Your task is to transcribe all of the records exactly and leave out the pictures.

__DATA ENTRIES__.
● ● ● ● ●

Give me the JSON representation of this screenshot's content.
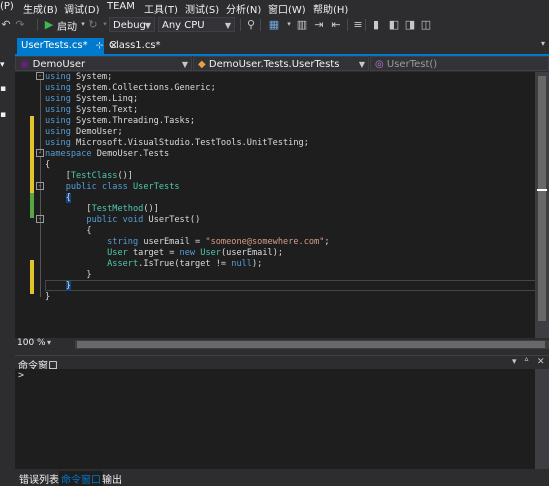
{
  "menu": {
    "items": [
      "(P)",
      "生成(B)",
      "调试(D)",
      "TEAM",
      "工具(T)",
      "测试(S)",
      "分析(N)",
      "窗口(W)",
      "帮助(H)"
    ]
  },
  "toolbar": {
    "start_label": "启动",
    "config_value": "Debug",
    "platform_value": "Any CPU",
    "icons": [
      "back-icon",
      "forward-icon",
      "play-icon",
      "refresh-icon",
      "breakpoint-icon",
      "find-icon",
      "indent-icon",
      "comment-icon",
      "bookmark-icon"
    ]
  },
  "tabs": [
    {
      "label": "UserTests.cs*",
      "pin": "⊹",
      "close": "×"
    },
    {
      "label": "Class1.cs*"
    }
  ],
  "navbar": {
    "project": "DemoUser",
    "class": "DemoUser.Tests.UserTests",
    "member": "UserTest()"
  },
  "code": [
    "using System;",
    "using System.Collections.Generic;",
    "using System.Linq;",
    "using System.Text;",
    "using System.Threading.Tasks;",
    "using DemoUser;",
    "using Microsoft.VisualStudio.TestTools.UnitTesting;",
    "namespace DemoUser.Tests",
    "{",
    "    [TestClass()]",
    "    public class UserTests",
    "    {",
    "        [TestMethod()]",
    "        public void UserTest()",
    "        {",
    "            string userEmail = \"someone@somewhere.com\";",
    "            User target = new User(userEmail);",
    "            Assert.IsTrue(target != null);",
    "        }",
    "    }",
    "}"
  ],
  "zoom": "100 %",
  "command_window": {
    "title": "命令窗口",
    "prompt": ">"
  },
  "bottom_tabs": [
    "错误列表",
    "命令窗口",
    "输出"
  ],
  "colors": {
    "accent": "#007acc",
    "keyword": "#569cd6",
    "type": "#4ec9b0",
    "string": "#d69d85",
    "change_marker": "#e3c22a"
  }
}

● ● ● ● ●

__THE ANSWER__.
Give me the JSON representation of this screenshot's content.
{
  "menu": {
    "items": [
      "(P)",
      "生成(B)",
      "调试(D)",
      "TEAM",
      "工具(T)",
      "测试(S)",
      "分析(N)",
      "窗口(W)",
      "帮助(H)"
    ]
  },
  "toolbar": {
    "start_label": "启动",
    "config_value": "Debug",
    "platform_value": "Any CPU",
    "icons": [
      "back-icon",
      "forward-icon",
      "play-icon",
      "refresh-icon",
      "breakpoint-icon",
      "find-icon",
      "indent-icon",
      "comment-icon",
      "bookmark-icon"
    ]
  },
  "tabs": [
    {
      "label": "UserTests.cs*",
      "pin": "⊹",
      "close": "×"
    },
    {
      "label": "Class1.cs*"
    }
  ],
  "navbar": {
    "project": "DemoUser",
    "class": "DemoUser.Tests.UserTests",
    "member": "UserTest()"
  },
  "code": [
    "using System;",
    "using System.Collections.Generic;",
    "using System.Linq;",
    "using System.Text;",
    "using System.Threading.Tasks;",
    "using DemoUser;",
    "using Microsoft.VisualStudio.TestTools.UnitTesting;",
    "namespace DemoUser.Tests",
    "{",
    "    [TestClass()]",
    "    public class UserTests",
    "    {",
    "        [TestMethod()]",
    "        public void UserTest()",
    "        {",
    "            string userEmail = \"someone@somewhere.com\";",
    "            User target = new User(userEmail);",
    "            Assert.IsTrue(target != null);",
    "        }",
    "    }",
    "}"
  ],
  "zoom": "100 %",
  "command_window": {
    "title": "命令窗口",
    "prompt": ">"
  },
  "bottom_tabs": [
    "错误列表",
    "命令窗口",
    "输出"
  ],
  "colors": {
    "accent": "#007acc",
    "keyword": "#569cd6",
    "type": "#4ec9b0",
    "string": "#d69d85",
    "change_marker": "#e3c22a"
  }
}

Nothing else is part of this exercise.